[Collected data]
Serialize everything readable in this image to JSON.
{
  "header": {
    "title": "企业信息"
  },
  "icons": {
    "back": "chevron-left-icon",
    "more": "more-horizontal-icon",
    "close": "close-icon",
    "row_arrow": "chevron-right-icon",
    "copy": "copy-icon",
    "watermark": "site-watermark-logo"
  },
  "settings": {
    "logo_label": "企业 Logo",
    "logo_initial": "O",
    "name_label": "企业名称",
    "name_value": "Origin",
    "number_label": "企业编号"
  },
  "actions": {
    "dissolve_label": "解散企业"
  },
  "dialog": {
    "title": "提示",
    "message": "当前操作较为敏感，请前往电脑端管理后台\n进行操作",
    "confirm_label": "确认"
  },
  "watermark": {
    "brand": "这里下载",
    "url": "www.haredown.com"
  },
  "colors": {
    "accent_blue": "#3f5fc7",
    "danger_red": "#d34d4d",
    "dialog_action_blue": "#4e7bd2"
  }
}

**Aim**. Return the entries in full, keeping every line exactly as it is.

**The reply**.
Serialize everything readable in this image to JSON.
{
  "header": {
    "title": "企业信息"
  },
  "icons": {
    "back": "chevron-left-icon",
    "more": "more-horizontal-icon",
    "close": "close-icon",
    "row_arrow": "chevron-right-icon",
    "copy": "copy-icon",
    "watermark": "site-watermark-logo"
  },
  "settings": {
    "logo_label": "企业 Logo",
    "logo_initial": "O",
    "name_label": "企业名称",
    "name_value": "Origin",
    "number_label": "企业编号"
  },
  "actions": {
    "dissolve_label": "解散企业"
  },
  "dialog": {
    "title": "提示",
    "message": "当前操作较为敏感，请前往电脑端管理后台\n进行操作",
    "confirm_label": "确认"
  },
  "watermark": {
    "brand": "这里下载",
    "url": "www.haredown.com"
  },
  "colors": {
    "accent_blue": "#3f5fc7",
    "danger_red": "#d34d4d",
    "dialog_action_blue": "#4e7bd2"
  }
}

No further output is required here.